+++ Available records +++
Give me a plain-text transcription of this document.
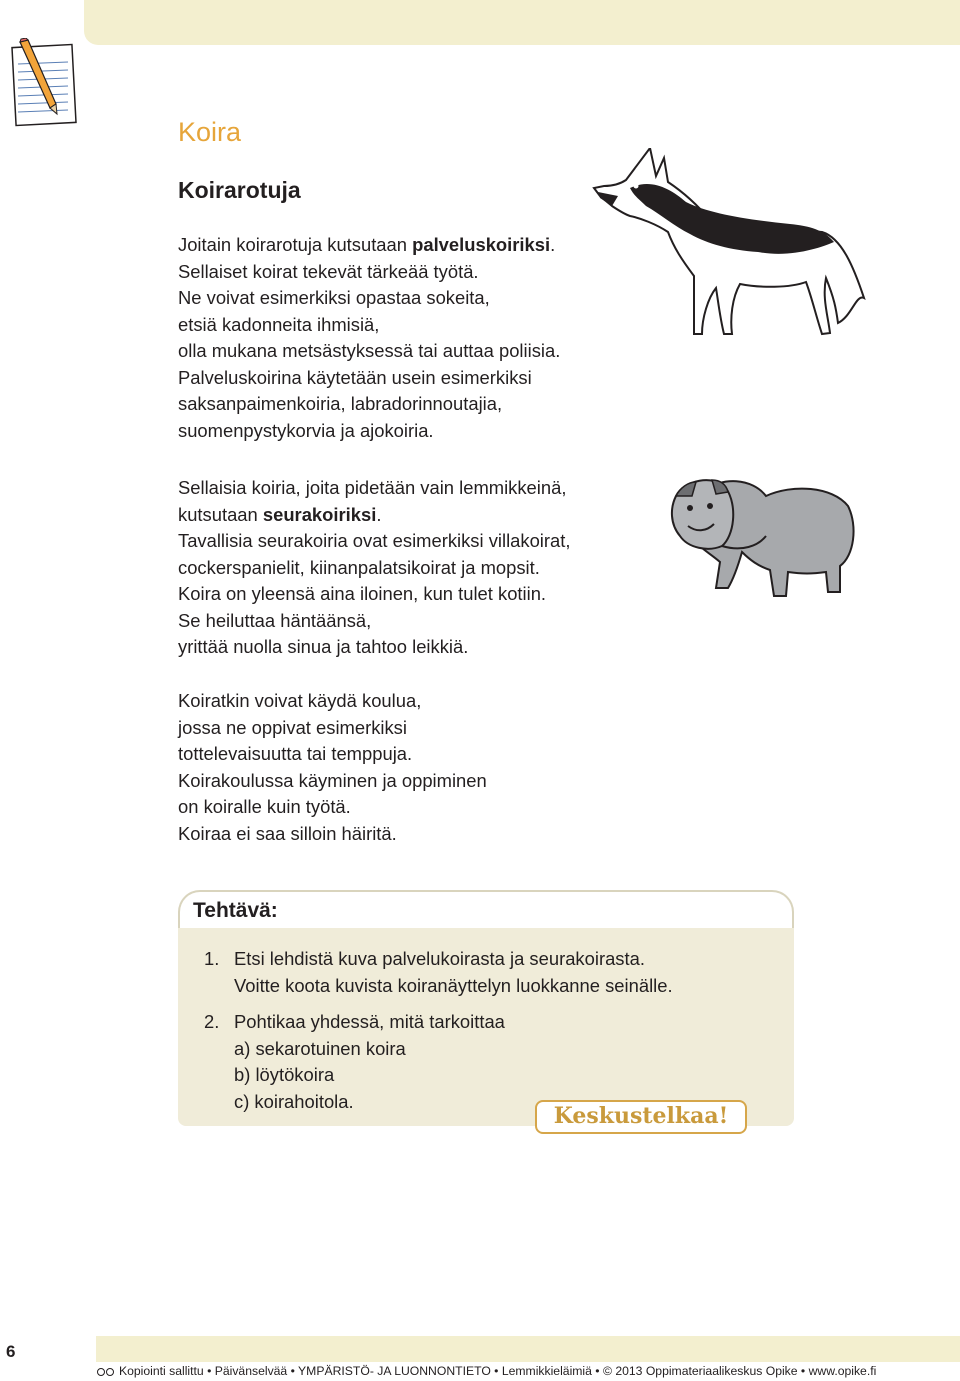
Koira
Koirarotuja
Joitain koirarotuja kutsutaan palveluskoiriksi.
Sellaiset koirat tekevät tärkeää työtä.
Ne voivat esimerkiksi opastaa sokeita,
etsiä kadonneita ihmisiä,
olla mukana metsästyksessä tai auttaa poliisia.
Palveluskoirina käytetään usein esimerkiksi
saksanpaimenkoiria, labradorinnoutajia,
suomenpystykorvia ja ajokoiria.
Sellaisia koiria, joita pidetään vain lemmikkeinä,
kutsutaan seurakoiriksi.
Tavallisia seurakoiria ovat esimerkiksi villakoirat,
cockerspanielit, kiinanpalatsikoirat ja mopsit.
Koira on yleensä aina iloinen, kun tulet kotiin.
Se heiluttaa häntäänsä,
yrittää nuolla sinua ja tahtoo leikkiä.
Koiratkin voivat käydä koulua,
jossa ne oppivat esimerkiksi
tottelevaisuutta tai temppuja.
Koirakoulussa käyminen ja oppiminen
on koiralle kuin työtä.
Koiraa ei saa silloin häiritä.
Tehtävä:
1. Etsi lehdistä kuva palvelukoirasta ja seurakoirasta.
Voitte koota kuvista koiranäyttelyn luokkanne seinälle.
2. Pohtikaa yhdessä, mitä tarkoittaa
a) sekarotuinen koira
b) löytökoira
c) koirahoitola.
Keskustelkaa!
6
Kopiointi sallittu • Päivänselvää • YMPÄRISTÖ- JA LUONNONTIETO • Lemmikkieläimiä • © 2013 Oppimateriaalikeskus Opike • www.opike.fi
+++
**Problem description:**
Copy the listing exactly. Any image in it stays out of the copy.

**Output of the task:**
Give me a plain-text transcription of this document.
Koira
Koirarotuja
Joitain koirarotuja kutsutaan palveluskoiriksi.
Sellaiset koirat tekevät tärkeää työtä.
Ne voivat esimerkiksi opastaa sokeita,
etsiä kadonneita ihmisiä,
olla mukana metsästyksessä tai auttaa poliisia.
Palveluskoirina käytetään usein esimerkiksi
saksanpaimenkoiria, labradorinnoutajia,
suomenpystykorvia ja ajokoiria.
Sellaisia koiria, joita pidetään vain lemmikkeinä,
kutsutaan seurakoiriksi.
Tavallisia seurakoiria ovat esimerkiksi villakoirat,
cockerspanielit, kiinanpalatsikoirat ja mopsit.
Koira on yleensä aina iloinen, kun tulet kotiin.
Se heiluttaa häntäänsä,
yrittää nuolla sinua ja tahtoo leikkiä.
Koiratkin voivat käydä koulua,
jossa ne oppivat esimerkiksi
tottelevaisuutta tai temppuja.
Koirakoulussa käyminen ja oppiminen
on koiralle kuin työtä.
Koiraa ei saa silloin häiritä.
Tehtävä:
1. Etsi lehdistä kuva palvelukoirasta ja seurakoirasta.
Voitte koota kuvista koiranäyttelyn luokkanne seinälle.
2. Pohtikaa yhdessä, mitä tarkoittaa
a) sekarotuinen koira
b) löytökoira
c) koirahoitola.
Keskustelkaa!
6
Kopiointi sallittu • Päivänselvää • YMPÄRISTÖ- JA LUONNONTIETO • Lemmikkieläimiä • © 2013 Oppimateriaalikeskus Opike • www.opike.fi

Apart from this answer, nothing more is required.